### PROVIDED ENTRIES ###

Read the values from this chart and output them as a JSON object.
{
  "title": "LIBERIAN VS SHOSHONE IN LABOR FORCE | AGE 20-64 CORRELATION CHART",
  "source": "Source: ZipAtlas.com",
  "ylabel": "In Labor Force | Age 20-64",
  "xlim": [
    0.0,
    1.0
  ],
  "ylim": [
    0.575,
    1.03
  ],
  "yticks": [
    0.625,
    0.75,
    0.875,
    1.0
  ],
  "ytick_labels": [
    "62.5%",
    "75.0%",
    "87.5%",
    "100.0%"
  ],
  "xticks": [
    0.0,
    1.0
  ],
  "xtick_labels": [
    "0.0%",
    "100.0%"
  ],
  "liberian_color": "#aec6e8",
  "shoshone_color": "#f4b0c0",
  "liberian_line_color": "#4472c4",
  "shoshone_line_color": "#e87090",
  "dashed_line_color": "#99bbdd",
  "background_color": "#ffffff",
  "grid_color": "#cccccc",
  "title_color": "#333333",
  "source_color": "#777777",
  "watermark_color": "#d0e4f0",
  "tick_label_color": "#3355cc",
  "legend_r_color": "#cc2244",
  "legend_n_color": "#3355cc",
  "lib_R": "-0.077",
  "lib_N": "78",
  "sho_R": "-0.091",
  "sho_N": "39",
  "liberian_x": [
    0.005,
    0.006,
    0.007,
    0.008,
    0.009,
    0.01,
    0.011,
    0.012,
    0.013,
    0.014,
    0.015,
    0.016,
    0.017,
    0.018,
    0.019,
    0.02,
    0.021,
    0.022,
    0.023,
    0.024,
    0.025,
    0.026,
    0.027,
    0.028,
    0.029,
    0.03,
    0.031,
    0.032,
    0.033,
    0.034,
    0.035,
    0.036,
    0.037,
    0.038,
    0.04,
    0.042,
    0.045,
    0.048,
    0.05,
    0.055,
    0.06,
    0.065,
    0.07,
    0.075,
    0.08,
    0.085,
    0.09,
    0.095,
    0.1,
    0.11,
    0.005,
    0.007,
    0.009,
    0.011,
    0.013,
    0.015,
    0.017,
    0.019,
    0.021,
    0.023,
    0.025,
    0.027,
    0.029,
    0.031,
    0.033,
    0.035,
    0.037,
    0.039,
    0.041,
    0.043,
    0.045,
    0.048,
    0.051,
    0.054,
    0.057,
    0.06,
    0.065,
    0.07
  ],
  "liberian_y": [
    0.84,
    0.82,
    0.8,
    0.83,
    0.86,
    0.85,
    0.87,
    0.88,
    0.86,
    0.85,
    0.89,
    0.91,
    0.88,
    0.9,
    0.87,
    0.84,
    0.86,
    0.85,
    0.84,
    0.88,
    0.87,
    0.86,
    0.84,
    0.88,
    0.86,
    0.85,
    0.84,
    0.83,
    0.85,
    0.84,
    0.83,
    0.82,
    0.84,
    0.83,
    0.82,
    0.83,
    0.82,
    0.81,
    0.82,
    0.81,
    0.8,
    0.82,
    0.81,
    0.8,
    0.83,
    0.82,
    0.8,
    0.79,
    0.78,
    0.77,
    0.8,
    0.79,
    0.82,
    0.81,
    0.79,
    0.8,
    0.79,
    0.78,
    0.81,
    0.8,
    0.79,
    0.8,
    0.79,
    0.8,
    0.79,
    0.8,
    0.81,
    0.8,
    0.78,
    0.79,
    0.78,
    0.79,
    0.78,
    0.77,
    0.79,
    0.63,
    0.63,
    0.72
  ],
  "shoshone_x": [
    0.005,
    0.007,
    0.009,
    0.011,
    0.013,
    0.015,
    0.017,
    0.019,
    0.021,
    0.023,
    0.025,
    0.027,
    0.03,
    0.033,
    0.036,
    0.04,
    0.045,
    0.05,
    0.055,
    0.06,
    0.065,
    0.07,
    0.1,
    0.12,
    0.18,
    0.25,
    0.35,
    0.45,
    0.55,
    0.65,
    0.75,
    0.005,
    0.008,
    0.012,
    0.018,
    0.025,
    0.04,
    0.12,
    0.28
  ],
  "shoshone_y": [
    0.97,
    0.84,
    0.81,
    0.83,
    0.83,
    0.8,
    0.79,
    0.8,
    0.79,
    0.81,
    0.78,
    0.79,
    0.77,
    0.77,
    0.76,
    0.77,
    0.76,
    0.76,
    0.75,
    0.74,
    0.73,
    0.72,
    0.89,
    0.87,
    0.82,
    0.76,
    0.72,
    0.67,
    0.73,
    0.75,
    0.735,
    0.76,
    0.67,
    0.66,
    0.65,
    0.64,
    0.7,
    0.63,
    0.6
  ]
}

###

● WRITTEN PROBLEM
Copy down the whole of the data above, matching it exactly.

● SOLVED EXERCISE
Read the values from this chart and output them as a JSON object.
{
  "title": "LIBERIAN VS SHOSHONE IN LABOR FORCE | AGE 20-64 CORRELATION CHART",
  "source": "Source: ZipAtlas.com",
  "ylabel": "In Labor Force | Age 20-64",
  "xlim": [
    0.0,
    1.0
  ],
  "ylim": [
    0.575,
    1.03
  ],
  "yticks": [
    0.625,
    0.75,
    0.875,
    1.0
  ],
  "ytick_labels": [
    "62.5%",
    "75.0%",
    "87.5%",
    "100.0%"
  ],
  "xticks": [
    0.0,
    1.0
  ],
  "xtick_labels": [
    "0.0%",
    "100.0%"
  ],
  "liberian_color": "#aec6e8",
  "shoshone_color": "#f4b0c0",
  "liberian_line_color": "#4472c4",
  "shoshone_line_color": "#e87090",
  "dashed_line_color": "#99bbdd",
  "background_color": "#ffffff",
  "grid_color": "#cccccc",
  "title_color": "#333333",
  "source_color": "#777777",
  "watermark_color": "#d0e4f0",
  "tick_label_color": "#3355cc",
  "legend_r_color": "#cc2244",
  "legend_n_color": "#3355cc",
  "lib_R": "-0.077",
  "lib_N": "78",
  "sho_R": "-0.091",
  "sho_N": "39",
  "liberian_x": [
    0.005,
    0.006,
    0.007,
    0.008,
    0.009,
    0.01,
    0.011,
    0.012,
    0.013,
    0.014,
    0.015,
    0.016,
    0.017,
    0.018,
    0.019,
    0.02,
    0.021,
    0.022,
    0.023,
    0.024,
    0.025,
    0.026,
    0.027,
    0.028,
    0.029,
    0.03,
    0.031,
    0.032,
    0.033,
    0.034,
    0.035,
    0.036,
    0.037,
    0.038,
    0.04,
    0.042,
    0.045,
    0.048,
    0.05,
    0.055,
    0.06,
    0.065,
    0.07,
    0.075,
    0.08,
    0.085,
    0.09,
    0.095,
    0.1,
    0.11,
    0.005,
    0.007,
    0.009,
    0.011,
    0.013,
    0.015,
    0.017,
    0.019,
    0.021,
    0.023,
    0.025,
    0.027,
    0.029,
    0.031,
    0.033,
    0.035,
    0.037,
    0.039,
    0.041,
    0.043,
    0.045,
    0.048,
    0.051,
    0.054,
    0.057,
    0.06,
    0.065,
    0.07
  ],
  "liberian_y": [
    0.84,
    0.82,
    0.8,
    0.83,
    0.86,
    0.85,
    0.87,
    0.88,
    0.86,
    0.85,
    0.89,
    0.91,
    0.88,
    0.9,
    0.87,
    0.84,
    0.86,
    0.85,
    0.84,
    0.88,
    0.87,
    0.86,
    0.84,
    0.88,
    0.86,
    0.85,
    0.84,
    0.83,
    0.85,
    0.84,
    0.83,
    0.82,
    0.84,
    0.83,
    0.82,
    0.83,
    0.82,
    0.81,
    0.82,
    0.81,
    0.8,
    0.82,
    0.81,
    0.8,
    0.83,
    0.82,
    0.8,
    0.79,
    0.78,
    0.77,
    0.8,
    0.79,
    0.82,
    0.81,
    0.79,
    0.8,
    0.79,
    0.78,
    0.81,
    0.8,
    0.79,
    0.8,
    0.79,
    0.8,
    0.79,
    0.8,
    0.81,
    0.8,
    0.78,
    0.79,
    0.78,
    0.79,
    0.78,
    0.77,
    0.79,
    0.63,
    0.63,
    0.72
  ],
  "shoshone_x": [
    0.005,
    0.007,
    0.009,
    0.011,
    0.013,
    0.015,
    0.017,
    0.019,
    0.021,
    0.023,
    0.025,
    0.027,
    0.03,
    0.033,
    0.036,
    0.04,
    0.045,
    0.05,
    0.055,
    0.06,
    0.065,
    0.07,
    0.1,
    0.12,
    0.18,
    0.25,
    0.35,
    0.45,
    0.55,
    0.65,
    0.75,
    0.005,
    0.008,
    0.012,
    0.018,
    0.025,
    0.04,
    0.12,
    0.28
  ],
  "shoshone_y": [
    0.97,
    0.84,
    0.81,
    0.83,
    0.83,
    0.8,
    0.79,
    0.8,
    0.79,
    0.81,
    0.78,
    0.79,
    0.77,
    0.77,
    0.76,
    0.77,
    0.76,
    0.76,
    0.75,
    0.74,
    0.73,
    0.72,
    0.89,
    0.87,
    0.82,
    0.76,
    0.72,
    0.67,
    0.73,
    0.75,
    0.735,
    0.76,
    0.67,
    0.66,
    0.65,
    0.64,
    0.7,
    0.63,
    0.6
  ]
}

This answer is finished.